◆ Task details: Pick out all lines with the word "доклада" from the records that follow.

* Begin Supplied material *

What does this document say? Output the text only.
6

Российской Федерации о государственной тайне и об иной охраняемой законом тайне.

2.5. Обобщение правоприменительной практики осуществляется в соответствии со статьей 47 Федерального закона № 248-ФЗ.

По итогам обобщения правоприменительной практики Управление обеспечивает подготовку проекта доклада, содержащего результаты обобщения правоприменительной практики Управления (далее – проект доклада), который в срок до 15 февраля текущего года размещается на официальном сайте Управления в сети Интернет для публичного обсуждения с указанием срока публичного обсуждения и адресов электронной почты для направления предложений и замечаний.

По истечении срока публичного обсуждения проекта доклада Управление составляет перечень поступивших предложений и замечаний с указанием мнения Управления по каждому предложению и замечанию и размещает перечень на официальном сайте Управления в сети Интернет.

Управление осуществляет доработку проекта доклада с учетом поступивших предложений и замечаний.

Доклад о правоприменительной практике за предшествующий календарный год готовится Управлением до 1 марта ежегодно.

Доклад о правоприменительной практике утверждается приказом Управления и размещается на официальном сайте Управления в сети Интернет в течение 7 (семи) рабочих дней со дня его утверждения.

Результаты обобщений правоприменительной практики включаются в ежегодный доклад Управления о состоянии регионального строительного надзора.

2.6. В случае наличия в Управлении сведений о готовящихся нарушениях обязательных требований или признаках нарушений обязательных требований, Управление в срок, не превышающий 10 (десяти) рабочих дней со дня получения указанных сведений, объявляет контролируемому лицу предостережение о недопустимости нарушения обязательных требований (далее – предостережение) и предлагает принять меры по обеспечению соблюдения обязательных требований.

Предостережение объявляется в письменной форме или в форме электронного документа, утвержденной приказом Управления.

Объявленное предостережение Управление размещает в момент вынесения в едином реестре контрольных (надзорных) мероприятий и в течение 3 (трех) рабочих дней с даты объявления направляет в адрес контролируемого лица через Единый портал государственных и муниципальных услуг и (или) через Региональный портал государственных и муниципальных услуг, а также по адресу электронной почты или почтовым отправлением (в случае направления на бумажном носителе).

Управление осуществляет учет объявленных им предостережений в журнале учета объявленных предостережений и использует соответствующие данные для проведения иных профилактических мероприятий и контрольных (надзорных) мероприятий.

* End Supplied material *

◆ Output of the exercise:
По итогам обобщения правоприменительной практики Управление обеспечивает подготовку проекта доклада, содержащего результаты обобщения правоприменительной практики Управления (далее – проект доклада), который в срок до 15 февраля текущего года размещается на официальном сайте Управления в сети Интернет для публичного обсуждения с указанием срока публичного обсуждения и адресов электронной почты для направления предложений и замечаний.
По истечении срока публичного обсуждения проекта доклада Управление составляет перечень поступивших предложений и замечаний с указанием мнения Управления по каждому предложению и замечанию и размещает перечень на официальном сайте Управления в сети Интернет.
Управление осуществляет доработку проекта доклада с учетом поступивших предложений и замечаний.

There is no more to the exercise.